RECORD SET:
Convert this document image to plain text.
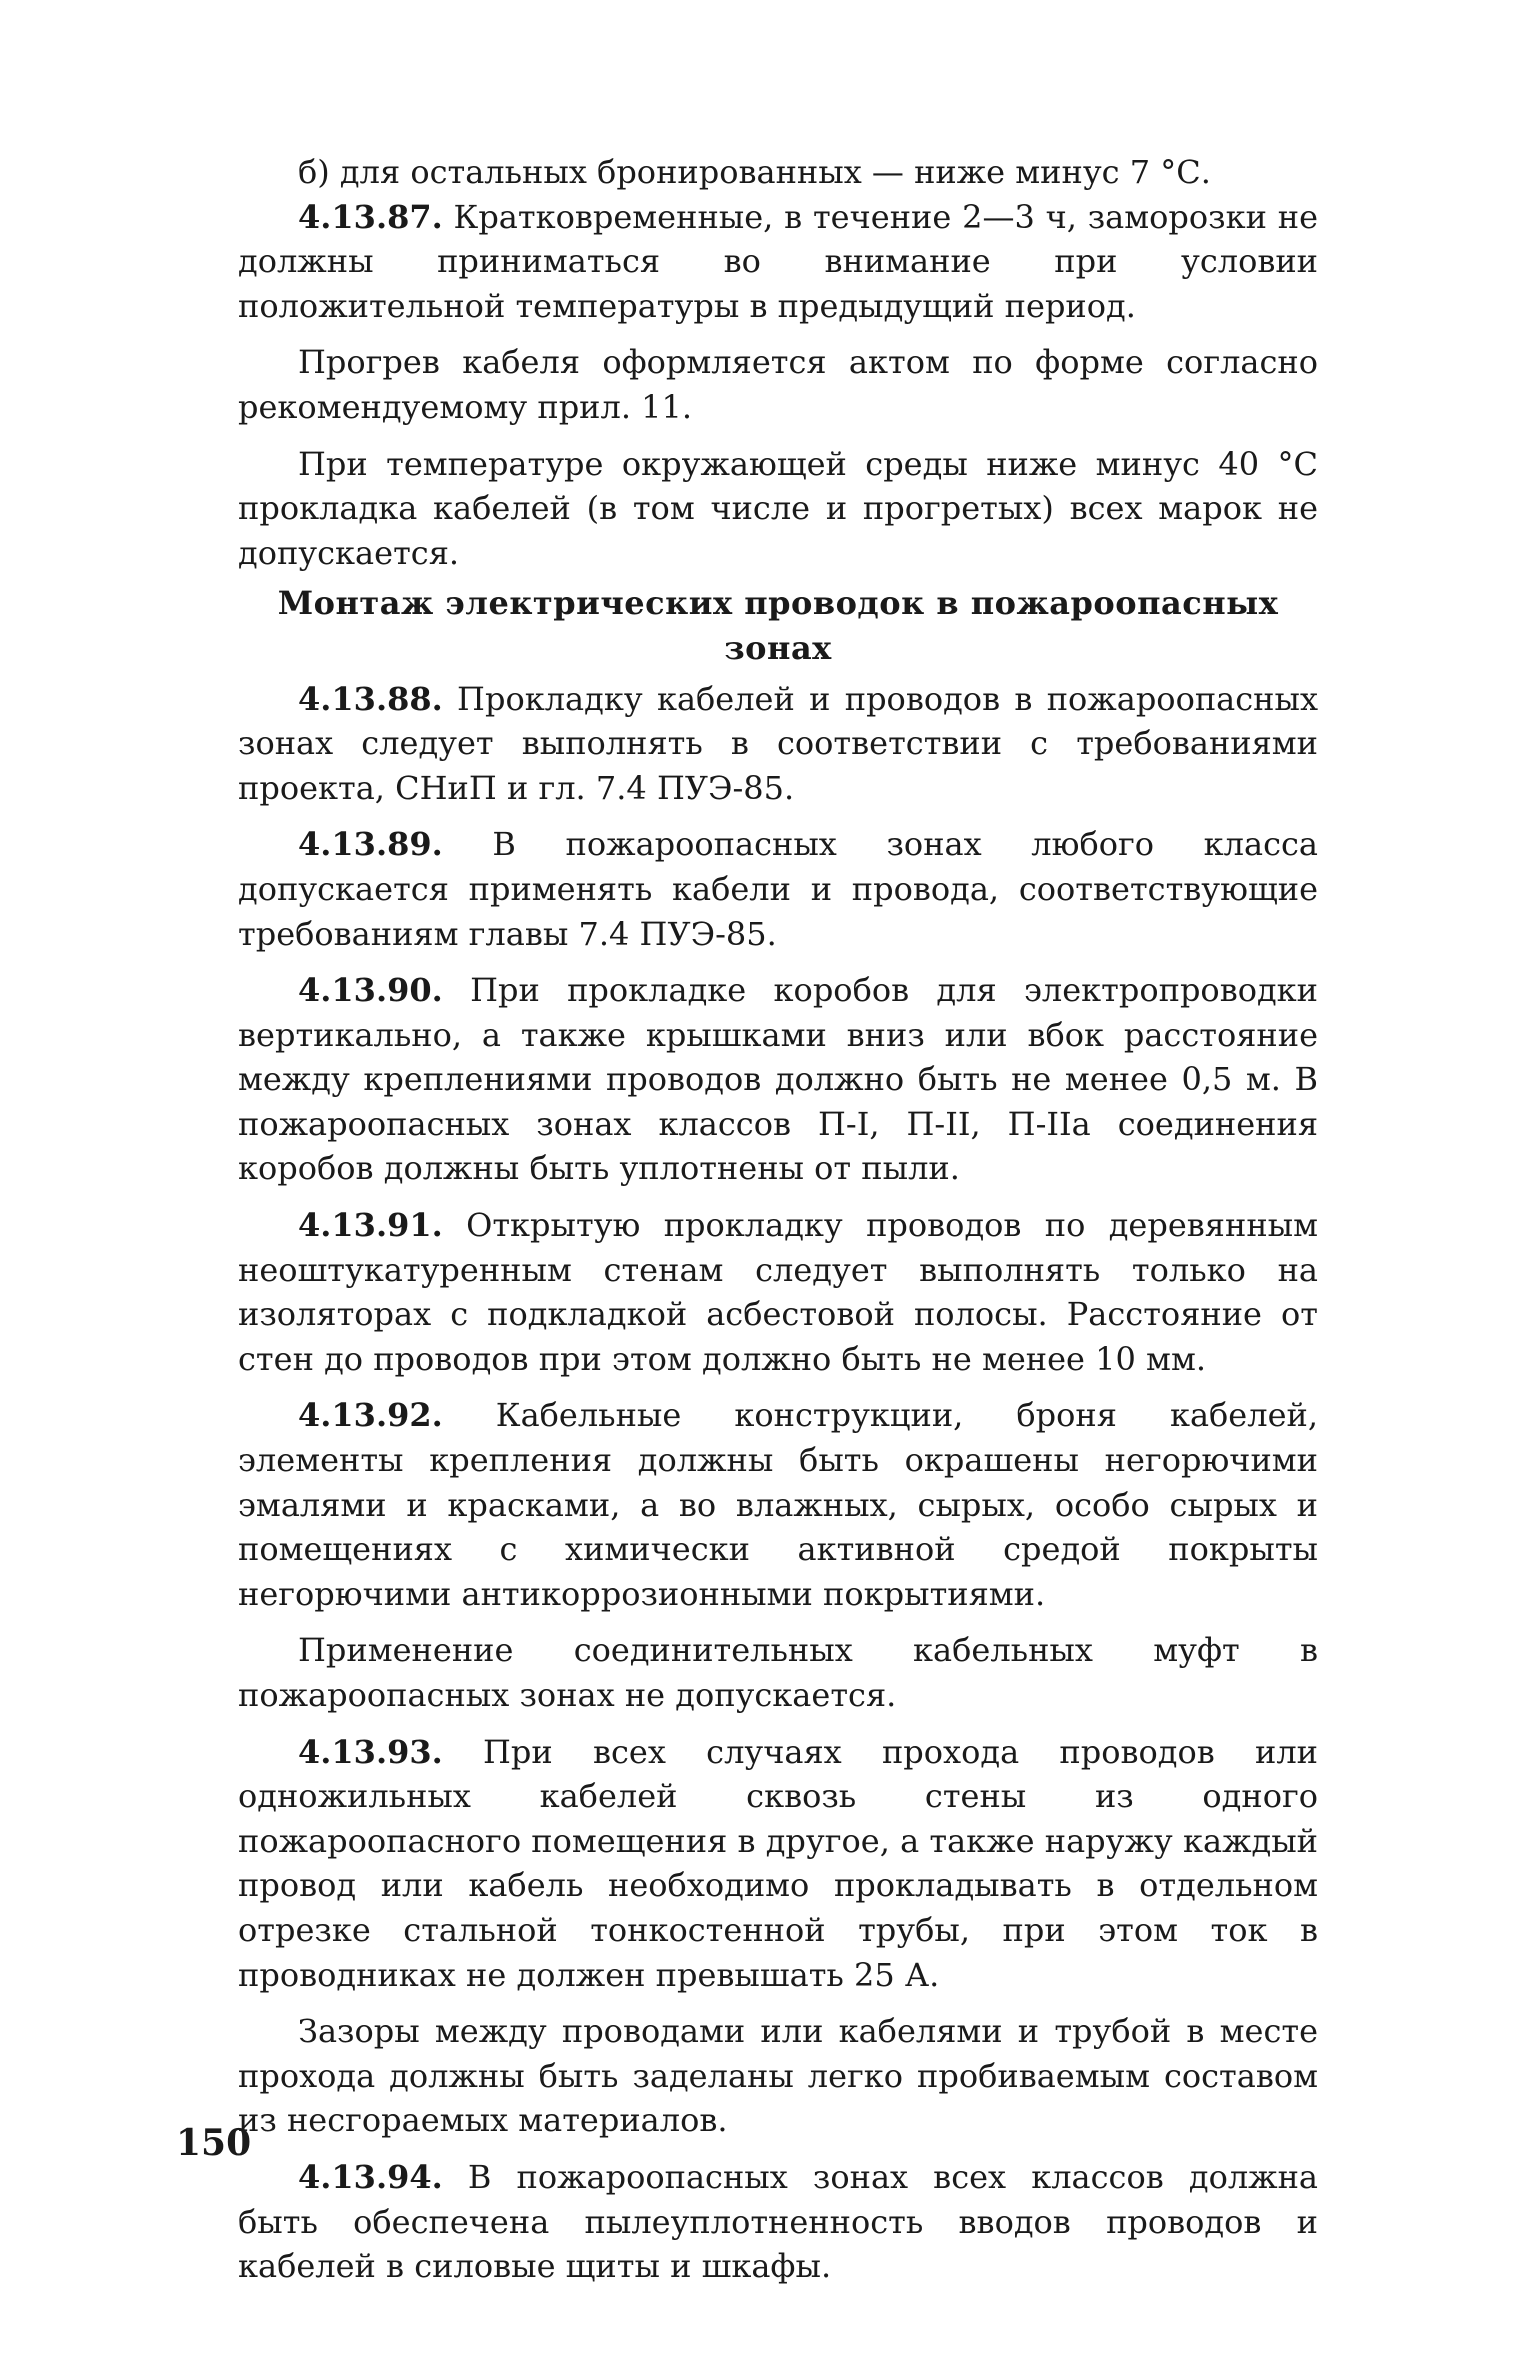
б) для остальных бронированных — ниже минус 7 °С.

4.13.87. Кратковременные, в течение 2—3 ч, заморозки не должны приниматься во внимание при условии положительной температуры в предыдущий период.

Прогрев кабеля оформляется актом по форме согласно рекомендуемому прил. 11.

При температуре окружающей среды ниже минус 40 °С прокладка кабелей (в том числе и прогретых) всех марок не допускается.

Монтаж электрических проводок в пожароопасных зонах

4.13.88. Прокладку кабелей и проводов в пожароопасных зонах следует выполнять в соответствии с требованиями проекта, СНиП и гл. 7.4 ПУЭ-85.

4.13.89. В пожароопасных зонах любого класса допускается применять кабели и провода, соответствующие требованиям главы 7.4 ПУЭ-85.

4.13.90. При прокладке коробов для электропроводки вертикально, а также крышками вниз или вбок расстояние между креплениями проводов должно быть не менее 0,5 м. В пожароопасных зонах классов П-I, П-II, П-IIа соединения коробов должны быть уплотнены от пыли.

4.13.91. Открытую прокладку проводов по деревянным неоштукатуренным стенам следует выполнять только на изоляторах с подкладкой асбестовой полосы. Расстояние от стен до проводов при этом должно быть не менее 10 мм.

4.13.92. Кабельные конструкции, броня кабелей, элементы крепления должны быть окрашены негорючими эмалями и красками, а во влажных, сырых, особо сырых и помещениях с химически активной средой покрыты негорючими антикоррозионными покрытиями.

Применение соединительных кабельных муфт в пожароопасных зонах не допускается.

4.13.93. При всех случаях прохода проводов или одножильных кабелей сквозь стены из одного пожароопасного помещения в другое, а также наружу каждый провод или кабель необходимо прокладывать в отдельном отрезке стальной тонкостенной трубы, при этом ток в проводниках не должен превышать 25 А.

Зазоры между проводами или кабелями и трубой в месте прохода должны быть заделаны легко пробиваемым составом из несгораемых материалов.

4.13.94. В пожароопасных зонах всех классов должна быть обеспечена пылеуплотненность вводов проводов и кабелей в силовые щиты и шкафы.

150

EXERCISE GOAL: Leave the pictures out and reproduce each record exactly as written.

FINAL RESULT:
Convert this document image to plain text.
б) для остальных бронированных — ниже минус 7 °С.

4.13.87. Кратковременные, в течение 2—3 ч, заморозки не должны приниматься во внимание при условии положительной температуры в предыдущий период.

Прогрев кабеля оформляется актом по форме согласно рекомендуемому прил. 11.

При температуре окружающей среды ниже минус 40 °С прокладка кабелей (в том числе и прогретых) всех марок не допускается.

Монтаж электрических проводок в пожароопасных зонах

4.13.88. Прокладку кабелей и проводов в пожароопасных зонах следует выполнять в соответствии с требованиями проекта, СНиП и гл. 7.4 ПУЭ-85.

4.13.89. В пожароопасных зонах любого класса допускается применять кабели и провода, соответствующие требованиям главы 7.4 ПУЭ-85.

4.13.90. При прокладке коробов для электропроводки вертикально, а также крышками вниз или вбок расстояние между креплениями проводов должно быть не менее 0,5 м. В пожароопасных зонах классов П-I, П-II, П-IIа соединения коробов должны быть уплотнены от пыли.

4.13.91. Открытую прокладку проводов по деревянным неоштукатуренным стенам следует выполнять только на изоляторах с подкладкой асбестовой полосы. Расстояние от стен до проводов при этом должно быть не менее 10 мм.

4.13.92. Кабельные конструкции, броня кабелей, элементы крепления должны быть окрашены негорючими эмалями и красками, а во влажных, сырых, особо сырых и помещениях с химически активной средой покрыты негорючими антикоррозионными покрытиями.

Применение соединительных кабельных муфт в пожароопасных зонах не допускается.

4.13.93. При всех случаях прохода проводов или одножильных кабелей сквозь стены из одного пожароопасного помещения в другое, а также наружу каждый провод или кабель необходимо прокладывать в отдельном отрезке стальной тонкостенной трубы, при этом ток в проводниках не должен превышать 25 А.

Зазоры между проводами или кабелями и трубой в месте прохода должны быть заделаны легко пробиваемым составом из несгораемых материалов.

4.13.94. В пожароопасных зонах всех классов должна быть обеспечена пылеуплотненность вводов проводов и кабелей в силовые щиты и шкафы.

150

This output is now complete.